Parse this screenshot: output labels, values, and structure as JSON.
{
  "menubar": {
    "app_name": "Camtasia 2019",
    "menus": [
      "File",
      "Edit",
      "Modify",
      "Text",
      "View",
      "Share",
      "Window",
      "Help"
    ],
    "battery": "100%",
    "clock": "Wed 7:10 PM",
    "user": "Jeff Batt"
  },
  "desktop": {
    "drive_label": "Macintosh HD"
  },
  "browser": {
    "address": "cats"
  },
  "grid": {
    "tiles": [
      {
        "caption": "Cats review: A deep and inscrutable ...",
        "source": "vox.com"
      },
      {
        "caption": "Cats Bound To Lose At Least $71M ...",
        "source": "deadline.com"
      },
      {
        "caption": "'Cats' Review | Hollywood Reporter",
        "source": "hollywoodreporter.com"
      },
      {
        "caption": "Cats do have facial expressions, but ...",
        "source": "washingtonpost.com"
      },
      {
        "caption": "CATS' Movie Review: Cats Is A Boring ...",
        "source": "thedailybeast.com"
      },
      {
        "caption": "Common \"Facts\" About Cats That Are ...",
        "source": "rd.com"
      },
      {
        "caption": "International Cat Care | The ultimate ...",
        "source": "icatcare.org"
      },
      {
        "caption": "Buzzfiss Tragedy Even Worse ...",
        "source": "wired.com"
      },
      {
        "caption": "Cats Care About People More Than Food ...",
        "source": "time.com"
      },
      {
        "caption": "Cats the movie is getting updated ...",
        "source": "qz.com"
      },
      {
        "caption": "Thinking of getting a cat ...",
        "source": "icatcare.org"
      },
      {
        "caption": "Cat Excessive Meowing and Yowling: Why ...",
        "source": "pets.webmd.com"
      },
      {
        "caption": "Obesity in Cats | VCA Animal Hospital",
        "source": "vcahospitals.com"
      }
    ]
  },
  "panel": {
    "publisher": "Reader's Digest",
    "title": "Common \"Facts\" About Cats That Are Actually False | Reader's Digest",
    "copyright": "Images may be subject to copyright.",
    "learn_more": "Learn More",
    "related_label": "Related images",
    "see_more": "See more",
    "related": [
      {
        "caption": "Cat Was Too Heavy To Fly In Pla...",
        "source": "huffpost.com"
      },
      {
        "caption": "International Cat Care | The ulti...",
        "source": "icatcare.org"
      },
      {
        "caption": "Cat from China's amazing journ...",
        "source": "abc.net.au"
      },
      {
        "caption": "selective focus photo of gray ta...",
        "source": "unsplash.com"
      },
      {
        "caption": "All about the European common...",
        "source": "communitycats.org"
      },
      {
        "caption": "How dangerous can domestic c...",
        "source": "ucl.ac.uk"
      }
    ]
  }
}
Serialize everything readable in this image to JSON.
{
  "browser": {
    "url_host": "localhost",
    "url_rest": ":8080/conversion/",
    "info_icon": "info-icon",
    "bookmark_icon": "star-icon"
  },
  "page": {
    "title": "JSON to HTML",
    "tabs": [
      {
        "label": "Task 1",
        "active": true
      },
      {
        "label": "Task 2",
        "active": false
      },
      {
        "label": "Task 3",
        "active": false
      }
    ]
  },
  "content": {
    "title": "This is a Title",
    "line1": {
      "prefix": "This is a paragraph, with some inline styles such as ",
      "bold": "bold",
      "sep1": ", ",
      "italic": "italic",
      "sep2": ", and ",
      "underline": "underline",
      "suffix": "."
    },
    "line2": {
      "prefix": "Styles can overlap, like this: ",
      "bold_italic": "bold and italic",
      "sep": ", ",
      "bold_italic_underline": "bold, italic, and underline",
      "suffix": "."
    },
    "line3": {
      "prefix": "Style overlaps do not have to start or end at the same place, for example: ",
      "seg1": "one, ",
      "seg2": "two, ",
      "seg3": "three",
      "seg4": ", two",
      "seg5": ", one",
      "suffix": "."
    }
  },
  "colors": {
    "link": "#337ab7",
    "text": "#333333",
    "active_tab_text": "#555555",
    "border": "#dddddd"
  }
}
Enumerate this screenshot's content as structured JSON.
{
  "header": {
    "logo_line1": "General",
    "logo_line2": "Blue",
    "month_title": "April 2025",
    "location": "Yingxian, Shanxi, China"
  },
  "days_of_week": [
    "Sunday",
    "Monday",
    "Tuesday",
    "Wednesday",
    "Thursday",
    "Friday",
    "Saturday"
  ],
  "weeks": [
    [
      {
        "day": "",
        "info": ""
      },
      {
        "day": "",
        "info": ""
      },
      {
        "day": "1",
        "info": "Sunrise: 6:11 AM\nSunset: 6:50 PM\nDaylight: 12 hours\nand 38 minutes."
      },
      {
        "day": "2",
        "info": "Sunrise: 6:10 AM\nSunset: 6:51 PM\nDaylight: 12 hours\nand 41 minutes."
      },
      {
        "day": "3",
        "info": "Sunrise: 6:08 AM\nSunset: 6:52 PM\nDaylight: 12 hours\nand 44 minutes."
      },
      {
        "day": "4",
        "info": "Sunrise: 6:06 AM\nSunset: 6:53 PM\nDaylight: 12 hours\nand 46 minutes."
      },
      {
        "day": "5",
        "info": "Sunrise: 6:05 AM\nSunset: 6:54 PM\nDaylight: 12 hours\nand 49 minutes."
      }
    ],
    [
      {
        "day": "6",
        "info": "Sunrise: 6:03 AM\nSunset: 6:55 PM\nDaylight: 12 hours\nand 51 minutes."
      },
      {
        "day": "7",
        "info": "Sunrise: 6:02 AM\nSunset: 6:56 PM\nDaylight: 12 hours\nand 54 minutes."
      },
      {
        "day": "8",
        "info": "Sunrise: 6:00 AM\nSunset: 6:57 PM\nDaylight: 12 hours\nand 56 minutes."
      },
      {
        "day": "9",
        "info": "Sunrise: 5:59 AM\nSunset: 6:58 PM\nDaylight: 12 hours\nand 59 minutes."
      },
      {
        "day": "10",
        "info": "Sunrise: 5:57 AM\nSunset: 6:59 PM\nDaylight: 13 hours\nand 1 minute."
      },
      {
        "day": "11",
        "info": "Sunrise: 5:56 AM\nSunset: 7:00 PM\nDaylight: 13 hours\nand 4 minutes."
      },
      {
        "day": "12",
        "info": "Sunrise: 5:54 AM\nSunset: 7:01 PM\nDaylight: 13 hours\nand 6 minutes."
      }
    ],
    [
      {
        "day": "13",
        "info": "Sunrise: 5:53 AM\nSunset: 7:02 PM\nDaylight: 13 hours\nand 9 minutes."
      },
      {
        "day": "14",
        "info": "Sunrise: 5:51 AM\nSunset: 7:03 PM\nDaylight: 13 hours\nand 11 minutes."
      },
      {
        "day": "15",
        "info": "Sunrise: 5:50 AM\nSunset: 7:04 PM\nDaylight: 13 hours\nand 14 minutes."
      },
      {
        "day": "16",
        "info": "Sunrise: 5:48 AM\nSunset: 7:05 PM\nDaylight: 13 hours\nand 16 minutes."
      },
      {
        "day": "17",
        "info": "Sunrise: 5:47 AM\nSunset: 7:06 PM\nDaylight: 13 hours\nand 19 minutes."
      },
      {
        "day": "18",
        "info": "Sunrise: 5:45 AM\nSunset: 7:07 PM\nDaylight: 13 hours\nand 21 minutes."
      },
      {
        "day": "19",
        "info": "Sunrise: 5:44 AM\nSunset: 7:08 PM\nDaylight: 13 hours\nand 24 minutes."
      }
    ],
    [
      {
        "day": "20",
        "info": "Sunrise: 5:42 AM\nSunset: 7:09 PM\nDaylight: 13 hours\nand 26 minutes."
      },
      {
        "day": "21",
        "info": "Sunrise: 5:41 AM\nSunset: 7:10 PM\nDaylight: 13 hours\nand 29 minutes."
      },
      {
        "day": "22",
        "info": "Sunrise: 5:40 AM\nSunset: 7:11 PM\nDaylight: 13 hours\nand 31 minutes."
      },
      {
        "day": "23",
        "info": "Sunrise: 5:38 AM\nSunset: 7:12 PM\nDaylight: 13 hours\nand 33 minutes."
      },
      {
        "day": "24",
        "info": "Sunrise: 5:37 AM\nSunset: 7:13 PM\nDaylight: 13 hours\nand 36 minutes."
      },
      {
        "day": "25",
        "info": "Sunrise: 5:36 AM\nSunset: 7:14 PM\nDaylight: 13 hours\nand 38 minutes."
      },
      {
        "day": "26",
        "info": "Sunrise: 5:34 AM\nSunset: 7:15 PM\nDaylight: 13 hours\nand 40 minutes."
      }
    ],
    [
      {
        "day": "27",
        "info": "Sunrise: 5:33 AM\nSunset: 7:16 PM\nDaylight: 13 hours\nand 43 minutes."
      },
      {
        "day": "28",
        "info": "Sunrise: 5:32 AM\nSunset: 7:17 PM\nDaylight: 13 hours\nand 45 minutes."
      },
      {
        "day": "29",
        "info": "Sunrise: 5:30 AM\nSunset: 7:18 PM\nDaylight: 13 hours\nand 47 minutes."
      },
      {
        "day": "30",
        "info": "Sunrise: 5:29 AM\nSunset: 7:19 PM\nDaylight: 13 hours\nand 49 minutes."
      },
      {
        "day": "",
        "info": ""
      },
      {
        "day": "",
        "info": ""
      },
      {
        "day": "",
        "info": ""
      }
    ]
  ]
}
------------------------------
- **What the exercise asks**: Within the entries above, how many lines contain "prefix"? Respond with the number only.

- **Written solution**: 3